DATA FOR PROCESSING ::
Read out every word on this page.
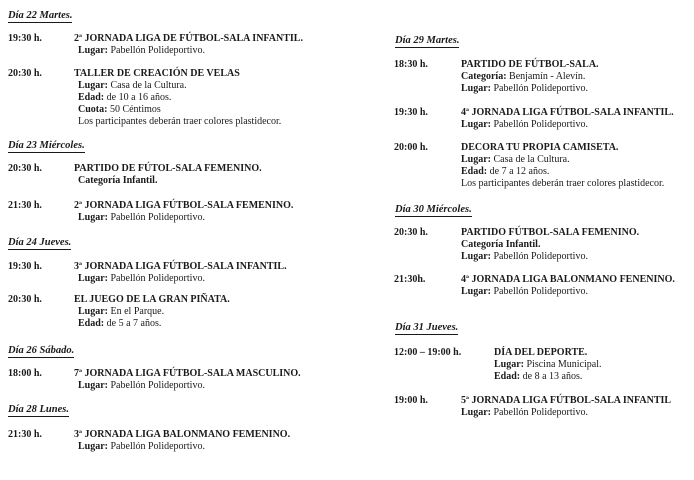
Día 22 Martes.
19:30 h.	2ª JORNADA LIGA DE FÚTBOL-SALA INFANTIL.
Lugar: Pabellón Polideportivo.
20:30 h.	TALLER DE CREACIÓN DE VELAS
Lugar: Casa de la Cultura.
Edad: de 10 a 16 años.
Cuota: 50 Céntimos
Los participantes deberán traer colores plastidecor.
Día 23 Miércoles.
20:30 h.	PARTIDO DE FÚTOL-SALA FEMENINO.
Categoría Infantil.
21:30 h.	2ª JORNADA LIGA FÚTBOL-SALA FEMENINO.
Lugar: Pabellón Polideportivo.
Día 24 Jueves.
19:30 h.	3ª JORNADA LIGA FÚTBOL-SALA INFANTIL.
Lugar: Pabellón Polideportivo.
20:30 h.	EL JUEGO DE LA GRAN PIÑATA.
Lugar: En el Parque.
Edad: de 5 a 7 años.
Día 26 Sábado.
18:00 h.	7ª JORNADA LIGA FÚTBOL-SALA MASCULINO.
Lugar: Pabellón Polideportivo.
Día 28 Lunes.
21:30 h.	3ª JORNADA LIGA BALONMANO FEMENINO.
Lugar: Pabellón Polideportivo.
Día 29 Martes.
18:30 h.	PARTIDO DE FÚTBOL-SALA.
Categoría: Benjamín - Alevín.
Lugar: Pabellón Polideportivo.
19:30 h.	4ª JORNADA LIGA FÚTBOL-SALA INFANTIL.
Lugar: Pabellón Polideportivo.
20:00 h.	DECORA TU PROPIA CAMISETA.
Lugar: Casa de la Cultura.
Edad: de 7 a 12 años.
Los participantes deberán traer colores plastidecor.
Día 30 Miércoles.
20:30 h.	PARTIDO FÚTBOL-SALA FEMENINO.
Categoría Infantil.
Lugar: Pabellón Polideportivo.
21:30h.	4ª JORNADA LIGA BALONMANO FENENINO.
Lugar: Pabellón Polideportivo.
Día 31 Jueves.
12:00 – 19:00 h.	DÍA DEL DEPORTE.
Lugar: Piscina Municipal.
Edad: de 8 a 13 años.
19:00 h.	5ª JORNADA LIGA FÚTBOL-SALA INFANTIL
Lugar: Pabellón Polideportivo.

PROBLEM TO SOLVE :: Give the entries again without a single change, but with no pictures.

EXERCISE OUTPUT ::
Read out every word on this page.
Día 22 Martes.
19:30 h.	2ª JORNADA LIGA DE FÚTBOL-SALA INFANTIL.
Lugar: Pabellón Polideportivo.
20:30 h.	TALLER DE CREACIÓN DE VELAS
Lugar: Casa de la Cultura.
Edad: de 10 a 16 años.
Cuota: 50 Céntimos
Los participantes deberán traer colores plastidecor.
Día 23 Miércoles.
20:30 h.	PARTIDO DE FÚTOL-SALA FEMENINO.
Categoría Infantil.
21:30 h.	2ª JORNADA LIGA FÚTBOL-SALA FEMENINO.
Lugar: Pabellón Polideportivo.
Día 24 Jueves.
19:30 h.	3ª JORNADA LIGA FÚTBOL-SALA INFANTIL.
Lugar: Pabellón Polideportivo.
20:30 h.	EL JUEGO DE LA GRAN PIÑATA.
Lugar: En el Parque.
Edad: de 5 a 7 años.
Día 26 Sábado.
18:00 h.	7ª JORNADA LIGA FÚTBOL-SALA MASCULINO.
Lugar: Pabellón Polideportivo.
Día 28 Lunes.
21:30 h.	3ª JORNADA LIGA BALONMANO FEMENINO.
Lugar: Pabellón Polideportivo.
Día 29 Martes.
18:30 h.	PARTIDO DE FÚTBOL-SALA.
Categoría: Benjamín - Alevín.
Lugar: Pabellón Polideportivo.
19:30 h.	4ª JORNADA LIGA FÚTBOL-SALA INFANTIL.
Lugar: Pabellón Polideportivo.
20:00 h.	DECORA TU PROPIA CAMISETA.
Lugar: Casa de la Cultura.
Edad: de 7 a 12 años.
Los participantes deberán traer colores plastidecor.
Día 30 Miércoles.
20:30 h.	PARTIDO FÚTBOL-SALA FEMENINO.
Categoría Infantil.
Lugar: Pabellón Polideportivo.
21:30h.	4ª JORNADA LIGA BALONMANO FENENINO.
Lugar: Pabellón Polideportivo.
Día 31 Jueves.
12:00 – 19:00 h.	DÍA DEL DEPORTE.
Lugar: Piscina Municipal.
Edad: de 8 a 13 años.
19:00 h.	5ª JORNADA LIGA FÚTBOL-SALA INFANTIL
Lugar: Pabellón Polideportivo.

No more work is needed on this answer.